**** Data to use
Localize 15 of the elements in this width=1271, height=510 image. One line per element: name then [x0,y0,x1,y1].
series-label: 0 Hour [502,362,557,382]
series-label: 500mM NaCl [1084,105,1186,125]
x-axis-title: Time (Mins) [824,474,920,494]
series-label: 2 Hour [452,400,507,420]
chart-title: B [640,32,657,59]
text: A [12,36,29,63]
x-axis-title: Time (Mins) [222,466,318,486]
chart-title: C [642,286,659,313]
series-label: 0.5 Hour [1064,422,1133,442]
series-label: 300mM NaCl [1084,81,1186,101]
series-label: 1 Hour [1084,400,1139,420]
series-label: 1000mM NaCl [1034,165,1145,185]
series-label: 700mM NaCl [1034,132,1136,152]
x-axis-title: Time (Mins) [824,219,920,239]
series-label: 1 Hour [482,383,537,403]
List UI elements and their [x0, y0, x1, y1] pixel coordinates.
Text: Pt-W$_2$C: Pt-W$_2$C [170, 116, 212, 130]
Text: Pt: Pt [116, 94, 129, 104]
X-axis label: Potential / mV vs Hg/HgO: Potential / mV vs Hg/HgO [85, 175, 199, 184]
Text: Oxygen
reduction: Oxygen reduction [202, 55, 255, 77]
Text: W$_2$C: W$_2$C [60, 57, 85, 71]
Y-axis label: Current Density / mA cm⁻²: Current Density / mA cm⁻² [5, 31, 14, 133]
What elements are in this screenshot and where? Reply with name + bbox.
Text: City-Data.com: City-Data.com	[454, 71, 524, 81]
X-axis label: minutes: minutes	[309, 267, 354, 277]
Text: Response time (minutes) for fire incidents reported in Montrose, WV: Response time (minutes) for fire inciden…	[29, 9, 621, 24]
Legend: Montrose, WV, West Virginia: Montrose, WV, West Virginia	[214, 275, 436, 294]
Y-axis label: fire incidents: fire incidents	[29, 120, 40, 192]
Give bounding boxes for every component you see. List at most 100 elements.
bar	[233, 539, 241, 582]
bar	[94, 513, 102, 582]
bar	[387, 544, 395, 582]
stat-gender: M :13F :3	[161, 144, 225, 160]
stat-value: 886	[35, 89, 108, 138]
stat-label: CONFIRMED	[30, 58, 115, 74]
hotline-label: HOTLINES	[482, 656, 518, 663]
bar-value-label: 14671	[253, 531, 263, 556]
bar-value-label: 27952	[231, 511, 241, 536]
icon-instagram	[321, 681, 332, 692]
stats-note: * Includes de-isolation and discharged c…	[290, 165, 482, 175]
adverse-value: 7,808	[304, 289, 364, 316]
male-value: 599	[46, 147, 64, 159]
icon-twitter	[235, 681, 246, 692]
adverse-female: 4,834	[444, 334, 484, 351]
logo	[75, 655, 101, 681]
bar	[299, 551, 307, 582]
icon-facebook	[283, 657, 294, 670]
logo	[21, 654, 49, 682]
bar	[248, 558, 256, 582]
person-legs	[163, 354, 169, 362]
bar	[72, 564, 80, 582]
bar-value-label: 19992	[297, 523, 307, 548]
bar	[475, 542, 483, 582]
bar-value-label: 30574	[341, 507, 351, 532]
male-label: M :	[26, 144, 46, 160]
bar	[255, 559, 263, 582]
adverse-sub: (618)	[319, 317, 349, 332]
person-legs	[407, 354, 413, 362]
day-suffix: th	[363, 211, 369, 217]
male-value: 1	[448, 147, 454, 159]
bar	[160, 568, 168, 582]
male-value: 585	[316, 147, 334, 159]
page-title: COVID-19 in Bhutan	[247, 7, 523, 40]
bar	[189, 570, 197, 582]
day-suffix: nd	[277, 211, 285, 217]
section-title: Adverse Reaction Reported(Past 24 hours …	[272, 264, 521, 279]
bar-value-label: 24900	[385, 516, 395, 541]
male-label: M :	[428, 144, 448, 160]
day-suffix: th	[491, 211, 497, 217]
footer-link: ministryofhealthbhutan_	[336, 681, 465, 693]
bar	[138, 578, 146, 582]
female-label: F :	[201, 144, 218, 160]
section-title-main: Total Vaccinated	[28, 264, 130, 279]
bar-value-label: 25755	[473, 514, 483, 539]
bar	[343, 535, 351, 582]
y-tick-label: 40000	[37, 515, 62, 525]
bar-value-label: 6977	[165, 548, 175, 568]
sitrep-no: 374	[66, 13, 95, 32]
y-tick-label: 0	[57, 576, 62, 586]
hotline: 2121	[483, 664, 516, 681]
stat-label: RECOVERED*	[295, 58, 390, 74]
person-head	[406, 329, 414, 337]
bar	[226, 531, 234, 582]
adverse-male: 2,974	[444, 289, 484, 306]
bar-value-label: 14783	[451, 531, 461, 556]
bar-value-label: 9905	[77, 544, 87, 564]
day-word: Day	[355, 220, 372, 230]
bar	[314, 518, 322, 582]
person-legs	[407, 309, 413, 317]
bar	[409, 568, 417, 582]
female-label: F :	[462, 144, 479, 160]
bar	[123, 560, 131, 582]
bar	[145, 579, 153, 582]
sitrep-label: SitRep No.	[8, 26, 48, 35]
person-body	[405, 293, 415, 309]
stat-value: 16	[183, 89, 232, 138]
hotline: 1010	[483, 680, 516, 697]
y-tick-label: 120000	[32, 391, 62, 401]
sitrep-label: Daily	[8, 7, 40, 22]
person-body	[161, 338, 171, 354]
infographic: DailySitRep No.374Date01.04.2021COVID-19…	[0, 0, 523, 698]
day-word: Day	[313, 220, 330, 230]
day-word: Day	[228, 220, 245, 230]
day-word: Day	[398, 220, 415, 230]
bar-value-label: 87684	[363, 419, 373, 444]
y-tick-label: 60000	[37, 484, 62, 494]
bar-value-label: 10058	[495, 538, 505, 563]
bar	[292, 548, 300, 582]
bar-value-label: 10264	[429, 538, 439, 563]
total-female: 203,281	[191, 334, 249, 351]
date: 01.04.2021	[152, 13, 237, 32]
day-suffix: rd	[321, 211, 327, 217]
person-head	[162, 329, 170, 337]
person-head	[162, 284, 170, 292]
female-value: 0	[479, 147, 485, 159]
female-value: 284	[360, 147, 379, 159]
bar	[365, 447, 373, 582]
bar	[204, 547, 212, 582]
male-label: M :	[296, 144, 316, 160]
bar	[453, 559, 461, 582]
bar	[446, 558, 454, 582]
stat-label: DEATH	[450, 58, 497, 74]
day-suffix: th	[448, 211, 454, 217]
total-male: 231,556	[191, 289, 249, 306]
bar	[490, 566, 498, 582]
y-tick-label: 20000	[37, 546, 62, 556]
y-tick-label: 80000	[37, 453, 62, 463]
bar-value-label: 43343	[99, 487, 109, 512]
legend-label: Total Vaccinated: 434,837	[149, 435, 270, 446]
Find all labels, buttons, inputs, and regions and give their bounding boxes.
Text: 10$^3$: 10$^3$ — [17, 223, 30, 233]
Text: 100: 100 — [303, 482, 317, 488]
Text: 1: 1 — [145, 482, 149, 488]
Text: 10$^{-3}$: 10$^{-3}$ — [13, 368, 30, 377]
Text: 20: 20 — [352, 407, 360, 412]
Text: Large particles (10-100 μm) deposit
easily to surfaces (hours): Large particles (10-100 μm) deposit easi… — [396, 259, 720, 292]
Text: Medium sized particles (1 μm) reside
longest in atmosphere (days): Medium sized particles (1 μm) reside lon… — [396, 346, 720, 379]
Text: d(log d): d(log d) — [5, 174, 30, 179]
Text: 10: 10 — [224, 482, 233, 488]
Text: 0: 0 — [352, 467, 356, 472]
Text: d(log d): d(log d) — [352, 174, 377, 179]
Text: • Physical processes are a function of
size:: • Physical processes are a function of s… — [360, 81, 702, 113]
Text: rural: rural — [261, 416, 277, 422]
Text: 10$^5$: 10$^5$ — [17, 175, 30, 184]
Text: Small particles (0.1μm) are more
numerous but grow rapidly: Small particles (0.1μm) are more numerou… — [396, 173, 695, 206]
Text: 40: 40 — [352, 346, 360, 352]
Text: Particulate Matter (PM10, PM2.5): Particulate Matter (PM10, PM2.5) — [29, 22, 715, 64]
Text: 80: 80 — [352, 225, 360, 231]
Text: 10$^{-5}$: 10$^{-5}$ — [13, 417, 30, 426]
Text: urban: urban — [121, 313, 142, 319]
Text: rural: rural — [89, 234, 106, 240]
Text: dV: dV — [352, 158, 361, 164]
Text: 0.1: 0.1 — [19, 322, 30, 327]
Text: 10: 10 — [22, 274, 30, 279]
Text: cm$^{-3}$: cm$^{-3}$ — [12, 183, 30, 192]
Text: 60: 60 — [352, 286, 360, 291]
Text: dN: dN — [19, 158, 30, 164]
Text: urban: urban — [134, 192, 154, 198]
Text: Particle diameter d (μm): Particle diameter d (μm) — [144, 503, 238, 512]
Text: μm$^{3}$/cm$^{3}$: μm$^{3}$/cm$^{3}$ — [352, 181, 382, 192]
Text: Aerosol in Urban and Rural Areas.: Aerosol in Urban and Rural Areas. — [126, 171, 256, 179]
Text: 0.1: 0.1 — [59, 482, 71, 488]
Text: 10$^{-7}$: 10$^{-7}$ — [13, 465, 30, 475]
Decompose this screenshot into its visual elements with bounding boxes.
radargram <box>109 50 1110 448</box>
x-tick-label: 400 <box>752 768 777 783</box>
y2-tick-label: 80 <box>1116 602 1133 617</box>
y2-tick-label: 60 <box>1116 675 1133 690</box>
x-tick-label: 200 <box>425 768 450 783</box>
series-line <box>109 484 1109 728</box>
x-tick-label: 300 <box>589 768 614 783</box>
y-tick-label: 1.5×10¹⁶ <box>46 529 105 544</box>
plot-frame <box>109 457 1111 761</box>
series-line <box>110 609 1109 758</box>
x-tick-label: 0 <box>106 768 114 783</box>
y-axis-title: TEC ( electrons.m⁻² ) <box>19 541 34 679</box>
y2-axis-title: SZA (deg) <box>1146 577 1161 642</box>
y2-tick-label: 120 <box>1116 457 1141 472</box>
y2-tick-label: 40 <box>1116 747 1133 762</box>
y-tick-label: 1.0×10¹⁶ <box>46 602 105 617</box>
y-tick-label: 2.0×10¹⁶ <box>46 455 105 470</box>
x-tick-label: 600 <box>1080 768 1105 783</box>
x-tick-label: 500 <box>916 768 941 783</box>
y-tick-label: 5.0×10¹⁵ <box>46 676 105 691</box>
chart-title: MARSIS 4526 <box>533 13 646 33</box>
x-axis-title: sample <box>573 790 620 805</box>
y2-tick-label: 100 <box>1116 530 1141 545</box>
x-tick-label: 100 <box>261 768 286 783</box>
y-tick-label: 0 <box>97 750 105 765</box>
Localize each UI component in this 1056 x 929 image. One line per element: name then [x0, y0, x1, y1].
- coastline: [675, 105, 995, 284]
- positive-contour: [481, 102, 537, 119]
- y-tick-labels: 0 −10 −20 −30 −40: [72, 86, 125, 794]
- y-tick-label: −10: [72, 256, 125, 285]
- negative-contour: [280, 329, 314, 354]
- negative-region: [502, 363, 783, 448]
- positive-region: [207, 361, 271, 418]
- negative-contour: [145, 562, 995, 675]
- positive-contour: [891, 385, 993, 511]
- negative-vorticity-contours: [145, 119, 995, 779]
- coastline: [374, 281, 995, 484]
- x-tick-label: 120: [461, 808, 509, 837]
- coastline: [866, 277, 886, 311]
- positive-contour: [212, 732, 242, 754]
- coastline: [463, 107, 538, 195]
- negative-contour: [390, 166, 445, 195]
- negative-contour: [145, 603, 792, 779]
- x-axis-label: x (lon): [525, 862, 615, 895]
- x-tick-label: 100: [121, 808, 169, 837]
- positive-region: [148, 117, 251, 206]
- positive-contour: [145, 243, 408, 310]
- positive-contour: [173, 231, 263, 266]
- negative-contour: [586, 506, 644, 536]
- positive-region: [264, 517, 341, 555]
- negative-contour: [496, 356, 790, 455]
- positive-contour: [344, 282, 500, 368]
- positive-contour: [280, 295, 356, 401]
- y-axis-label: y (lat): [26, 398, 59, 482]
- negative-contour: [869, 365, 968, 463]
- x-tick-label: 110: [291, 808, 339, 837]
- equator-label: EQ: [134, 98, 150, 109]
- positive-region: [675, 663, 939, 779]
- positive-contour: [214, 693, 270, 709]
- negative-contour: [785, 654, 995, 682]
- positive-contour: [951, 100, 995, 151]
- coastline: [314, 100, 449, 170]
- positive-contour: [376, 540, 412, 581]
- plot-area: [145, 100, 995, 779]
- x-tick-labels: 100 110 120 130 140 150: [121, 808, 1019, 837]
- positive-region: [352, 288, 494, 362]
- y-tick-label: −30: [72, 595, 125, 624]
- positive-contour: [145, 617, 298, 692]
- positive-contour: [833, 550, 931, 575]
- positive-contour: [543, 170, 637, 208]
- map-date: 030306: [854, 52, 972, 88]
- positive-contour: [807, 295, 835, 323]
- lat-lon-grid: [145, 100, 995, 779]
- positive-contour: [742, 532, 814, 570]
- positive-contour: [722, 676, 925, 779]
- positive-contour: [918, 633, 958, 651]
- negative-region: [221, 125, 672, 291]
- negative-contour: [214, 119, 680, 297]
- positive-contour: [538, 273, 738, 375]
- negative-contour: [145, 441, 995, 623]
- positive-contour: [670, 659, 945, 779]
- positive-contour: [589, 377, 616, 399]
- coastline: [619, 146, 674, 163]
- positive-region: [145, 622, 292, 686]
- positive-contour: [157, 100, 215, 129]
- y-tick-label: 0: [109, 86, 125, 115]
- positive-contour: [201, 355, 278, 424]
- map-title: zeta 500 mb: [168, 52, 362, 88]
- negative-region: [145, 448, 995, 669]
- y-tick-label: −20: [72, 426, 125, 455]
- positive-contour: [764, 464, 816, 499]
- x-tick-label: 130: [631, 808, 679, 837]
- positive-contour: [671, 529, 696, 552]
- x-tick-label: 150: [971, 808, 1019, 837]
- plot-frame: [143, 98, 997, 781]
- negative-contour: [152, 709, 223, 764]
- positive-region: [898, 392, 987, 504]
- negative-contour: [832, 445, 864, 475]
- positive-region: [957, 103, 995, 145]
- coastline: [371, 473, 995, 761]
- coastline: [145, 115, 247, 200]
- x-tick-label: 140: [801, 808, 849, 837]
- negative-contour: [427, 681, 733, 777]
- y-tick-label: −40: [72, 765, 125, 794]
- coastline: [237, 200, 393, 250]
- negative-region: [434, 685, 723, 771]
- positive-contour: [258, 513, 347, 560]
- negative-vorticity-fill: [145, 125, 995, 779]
********
Write the lines of the items above, from the start through the line that contains "List UI elements", as a JSON list of strings with one string per line and blank lines omitted.

**Output of the exercise**
[
  "Localize 15 of the elements in this width=1271, height=510 image. One line per element: name then [x0,y0,x1,y1].",
  "series-label: 0 Hour [502,362,557,382]",
  "series-label: 500mM NaCl [1084,105,1186,125]",
  "x-axis-title: Time (Mins) [824,474,920,494]",
  "series-label: 2 Hour [452,400,507,420]",
  "chart-title: B [640,32,657,59]",
  "text: A [12,36,29,63]",
  "x-axis-title: Time (Mins) [222,466,318,486]",
  "chart-title: C [642,286,659,313]",
  "series-label: 0.5 Hour [1064,422,1133,442]",
  "series-label: 300mM NaCl [1084,81,1186,101]",
  "series-label: 1 Hour [1084,400,1139,420]",
  "series-label: 1000mM NaCl [1034,165,1145,185]",
  "series-label: 700mM NaCl [1034,132,1136,152]",
  "x-axis-title: Time (Mins) [824,219,920,239]",
  "series-label: 1 Hour [482,383,537,403]",
  "List UI elements and their [x0, y0, x1, y1] pixel coordinates."
]